In the items below, rename every "wave-height-point" to "wave-height-marker" and copy each line with nothing else changed.

_DATA LISTING_
[START]

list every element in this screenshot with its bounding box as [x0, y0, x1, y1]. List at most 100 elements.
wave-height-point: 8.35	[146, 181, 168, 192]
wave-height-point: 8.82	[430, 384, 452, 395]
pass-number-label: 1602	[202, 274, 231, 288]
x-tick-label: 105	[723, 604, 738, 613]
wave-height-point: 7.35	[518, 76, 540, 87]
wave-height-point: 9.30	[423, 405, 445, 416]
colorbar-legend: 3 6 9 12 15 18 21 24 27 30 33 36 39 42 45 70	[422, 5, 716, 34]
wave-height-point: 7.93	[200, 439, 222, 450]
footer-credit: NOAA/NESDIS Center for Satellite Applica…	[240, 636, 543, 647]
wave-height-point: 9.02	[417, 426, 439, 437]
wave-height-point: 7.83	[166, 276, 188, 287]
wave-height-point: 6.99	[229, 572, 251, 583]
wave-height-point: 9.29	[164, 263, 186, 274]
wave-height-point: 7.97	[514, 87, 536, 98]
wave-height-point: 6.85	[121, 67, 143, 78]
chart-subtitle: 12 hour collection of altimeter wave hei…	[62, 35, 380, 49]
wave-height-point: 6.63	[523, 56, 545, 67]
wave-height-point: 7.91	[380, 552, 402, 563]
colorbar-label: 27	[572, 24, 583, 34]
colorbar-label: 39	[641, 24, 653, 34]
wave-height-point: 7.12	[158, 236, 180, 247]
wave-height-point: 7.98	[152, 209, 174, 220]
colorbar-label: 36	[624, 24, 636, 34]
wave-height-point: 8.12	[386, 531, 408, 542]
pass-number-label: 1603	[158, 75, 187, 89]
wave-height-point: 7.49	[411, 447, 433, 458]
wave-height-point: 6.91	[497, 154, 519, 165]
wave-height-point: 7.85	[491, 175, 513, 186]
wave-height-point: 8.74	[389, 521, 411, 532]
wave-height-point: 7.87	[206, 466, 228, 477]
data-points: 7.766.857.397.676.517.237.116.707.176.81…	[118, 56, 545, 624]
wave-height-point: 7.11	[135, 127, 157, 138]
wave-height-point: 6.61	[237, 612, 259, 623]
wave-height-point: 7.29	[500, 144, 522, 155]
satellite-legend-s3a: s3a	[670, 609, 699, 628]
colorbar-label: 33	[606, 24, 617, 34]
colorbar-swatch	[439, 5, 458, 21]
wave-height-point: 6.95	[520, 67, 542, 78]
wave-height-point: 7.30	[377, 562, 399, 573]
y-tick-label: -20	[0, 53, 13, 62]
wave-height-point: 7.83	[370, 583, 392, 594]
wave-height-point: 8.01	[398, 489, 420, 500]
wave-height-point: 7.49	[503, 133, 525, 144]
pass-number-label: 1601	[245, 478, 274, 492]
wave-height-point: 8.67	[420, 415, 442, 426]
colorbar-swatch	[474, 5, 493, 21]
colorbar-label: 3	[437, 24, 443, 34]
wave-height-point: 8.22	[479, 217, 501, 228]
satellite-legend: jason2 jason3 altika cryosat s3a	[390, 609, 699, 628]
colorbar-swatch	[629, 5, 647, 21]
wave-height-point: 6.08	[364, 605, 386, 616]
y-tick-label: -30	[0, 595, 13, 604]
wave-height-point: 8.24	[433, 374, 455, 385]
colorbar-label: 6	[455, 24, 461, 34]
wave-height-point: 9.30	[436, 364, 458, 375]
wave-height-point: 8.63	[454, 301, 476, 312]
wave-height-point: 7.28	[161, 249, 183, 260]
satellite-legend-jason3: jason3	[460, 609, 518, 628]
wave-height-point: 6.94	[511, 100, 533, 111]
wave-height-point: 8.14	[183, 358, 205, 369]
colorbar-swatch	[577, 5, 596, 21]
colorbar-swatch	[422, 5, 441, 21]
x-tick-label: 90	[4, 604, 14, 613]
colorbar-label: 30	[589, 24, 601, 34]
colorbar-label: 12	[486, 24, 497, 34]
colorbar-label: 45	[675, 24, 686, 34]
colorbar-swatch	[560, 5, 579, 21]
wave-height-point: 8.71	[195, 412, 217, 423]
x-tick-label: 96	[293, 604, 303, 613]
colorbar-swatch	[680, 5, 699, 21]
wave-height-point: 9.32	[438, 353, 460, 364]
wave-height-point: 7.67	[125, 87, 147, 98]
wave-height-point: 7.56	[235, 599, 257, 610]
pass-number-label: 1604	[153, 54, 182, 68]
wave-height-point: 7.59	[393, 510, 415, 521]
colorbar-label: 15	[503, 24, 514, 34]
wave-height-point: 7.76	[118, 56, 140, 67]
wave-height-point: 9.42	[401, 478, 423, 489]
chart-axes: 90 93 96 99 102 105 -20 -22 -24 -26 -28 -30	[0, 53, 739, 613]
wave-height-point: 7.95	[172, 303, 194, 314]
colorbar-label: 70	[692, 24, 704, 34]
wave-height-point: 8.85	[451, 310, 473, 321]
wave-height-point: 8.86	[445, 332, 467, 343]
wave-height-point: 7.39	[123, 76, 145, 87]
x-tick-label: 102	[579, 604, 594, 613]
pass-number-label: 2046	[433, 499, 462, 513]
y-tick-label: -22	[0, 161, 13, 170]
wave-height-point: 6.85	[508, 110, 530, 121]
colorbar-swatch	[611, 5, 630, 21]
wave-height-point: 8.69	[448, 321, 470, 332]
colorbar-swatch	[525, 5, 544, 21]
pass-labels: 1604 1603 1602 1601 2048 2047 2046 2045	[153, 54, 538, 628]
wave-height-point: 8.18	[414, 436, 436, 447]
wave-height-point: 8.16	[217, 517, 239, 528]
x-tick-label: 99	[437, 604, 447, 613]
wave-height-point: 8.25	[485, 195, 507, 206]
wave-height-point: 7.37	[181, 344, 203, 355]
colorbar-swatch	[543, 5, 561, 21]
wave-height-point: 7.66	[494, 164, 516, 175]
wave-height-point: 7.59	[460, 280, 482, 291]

[END]

_WRITTEN ANSWER_
list every element in this screenshot with its bounding box as [x0, y0, x1, y1]. List at most 100 elements.
wave-height-marker: 8.35	[146, 181, 168, 192]
wave-height-marker: 8.82	[430, 384, 452, 395]
pass-number-label: 1602	[202, 274, 231, 288]
x-tick-label: 105	[723, 604, 738, 613]
wave-height-marker: 7.35	[518, 76, 540, 87]
wave-height-marker: 9.30	[423, 405, 445, 416]
colorbar-legend: 3 6 9 12 15 18 21 24 27 30 33 36 39 42 45 70	[422, 5, 716, 34]
wave-height-marker: 7.93	[200, 439, 222, 450]
footer-credit: NOAA/NESDIS Center for Satellite Applica…	[240, 636, 543, 647]
wave-height-marker: 9.02	[417, 426, 439, 437]
wave-height-marker: 7.83	[166, 276, 188, 287]
wave-height-marker: 6.99	[229, 572, 251, 583]
wave-height-marker: 9.29	[164, 263, 186, 274]
wave-height-marker: 7.97	[514, 87, 536, 98]
wave-height-marker: 6.85	[121, 67, 143, 78]
chart-subtitle: 12 hour collection of altimeter wave hei…	[62, 35, 380, 49]
wave-height-marker: 6.63	[523, 56, 545, 67]
wave-height-marker: 7.91	[380, 552, 402, 563]
colorbar-label: 27	[572, 24, 583, 34]
colorbar-label: 39	[641, 24, 653, 34]
wave-height-marker: 7.12	[158, 236, 180, 247]
wave-height-marker: 7.98	[152, 209, 174, 220]
colorbar-label: 36	[624, 24, 636, 34]
wave-height-marker: 8.12	[386, 531, 408, 542]
pass-number-label: 1603	[158, 75, 187, 89]
wave-height-marker: 7.49	[411, 447, 433, 458]
wave-height-marker: 6.91	[497, 154, 519, 165]
wave-height-marker: 7.85	[491, 175, 513, 186]
wave-height-marker: 8.74	[389, 521, 411, 532]
wave-height-marker: 7.87	[206, 466, 228, 477]
data-points: 7.766.857.397.676.517.237.116.707.176.81…	[118, 56, 545, 624]
wave-height-marker: 7.11	[135, 127, 157, 138]
wave-height-marker: 6.61	[237, 612, 259, 623]
wave-height-marker: 7.29	[500, 144, 522, 155]
satellite-legend-s3a: s3a	[670, 609, 699, 628]
colorbar-label: 33	[606, 24, 617, 34]
colorbar-swatch	[439, 5, 458, 21]
wave-height-marker: 6.95	[520, 67, 542, 78]
wave-height-marker: 7.30	[377, 562, 399, 573]
y-tick-label: -20	[0, 53, 13, 62]
wave-height-marker: 7.83	[370, 583, 392, 594]
wave-height-marker: 8.01	[398, 489, 420, 500]
wave-height-marker: 7.49	[503, 133, 525, 144]
pass-number-label: 1601	[245, 478, 274, 492]
wave-height-marker: 8.67	[420, 415, 442, 426]
colorbar-swatch	[474, 5, 493, 21]
colorbar-label: 3	[437, 24, 443, 34]
wave-height-marker: 8.22	[479, 217, 501, 228]
satellite-legend: jason2 jason3 altika cryosat s3a	[390, 609, 699, 628]
colorbar-swatch	[629, 5, 647, 21]
wave-height-marker: 6.08	[364, 605, 386, 616]
y-tick-label: -30	[0, 595, 13, 604]
wave-height-marker: 8.24	[433, 374, 455, 385]
colorbar-label: 6	[455, 24, 461, 34]
wave-height-marker: 9.30	[436, 364, 458, 375]
wave-height-marker: 8.63	[454, 301, 476, 312]
wave-height-marker: 7.28	[161, 249, 183, 260]
satellite-legend-jason3: jason3	[460, 609, 518, 628]
wave-height-marker: 6.94	[511, 100, 533, 111]
wave-height-marker: 8.14	[183, 358, 205, 369]
colorbar-swatch	[577, 5, 596, 21]
colorbar-swatch	[422, 5, 441, 21]
x-tick-label: 90	[4, 604, 14, 613]
colorbar-label: 30	[589, 24, 601, 34]
colorbar-label: 12	[486, 24, 497, 34]
colorbar-label: 45	[675, 24, 686, 34]
colorbar-swatch	[560, 5, 579, 21]
wave-height-marker: 8.71	[195, 412, 217, 423]
x-tick-label: 96	[293, 604, 303, 613]
colorbar-swatch	[680, 5, 699, 21]
wave-height-marker: 9.32	[438, 353, 460, 364]
wave-height-marker: 7.67	[125, 87, 147, 98]
wave-height-marker: 7.56	[235, 599, 257, 610]
pass-number-label: 1604	[153, 54, 182, 68]
wave-height-marker: 7.59	[393, 510, 415, 521]
colorbar-label: 15	[503, 24, 514, 34]
wave-height-marker: 7.76	[118, 56, 140, 67]
wave-height-marker: 9.42	[401, 478, 423, 489]
chart-axes: 90 93 96 99 102 105 -20 -22 -24 -26 -28 -30	[0, 53, 739, 613]
wave-height-marker: 7.95	[172, 303, 194, 314]
colorbar-label: 70	[692, 24, 704, 34]
wave-height-marker: 8.85	[451, 310, 473, 321]
wave-height-marker: 8.86	[445, 332, 467, 343]
wave-height-marker: 7.39	[123, 76, 145, 87]
x-tick-label: 102	[579, 604, 594, 613]
pass-number-label: 2046	[433, 499, 462, 513]
y-tick-label: -22	[0, 161, 13, 170]
wave-height-marker: 6.85	[508, 110, 530, 121]
colorbar-swatch	[611, 5, 630, 21]
wave-height-marker: 8.69	[448, 321, 470, 332]
colorbar-swatch	[525, 5, 544, 21]
pass-labels: 1604 1603 1602 1601 2048 2047 2046 2045	[153, 54, 538, 628]
wave-height-marker: 8.18	[414, 436, 436, 447]
wave-height-marker: 8.16	[217, 517, 239, 528]
x-tick-label: 99	[437, 604, 447, 613]
wave-height-marker: 8.25	[485, 195, 507, 206]
wave-height-marker: 7.37	[181, 344, 203, 355]
colorbar-swatch	[543, 5, 561, 21]
wave-height-marker: 7.66	[494, 164, 516, 175]
wave-height-marker: 7.59	[460, 280, 482, 291]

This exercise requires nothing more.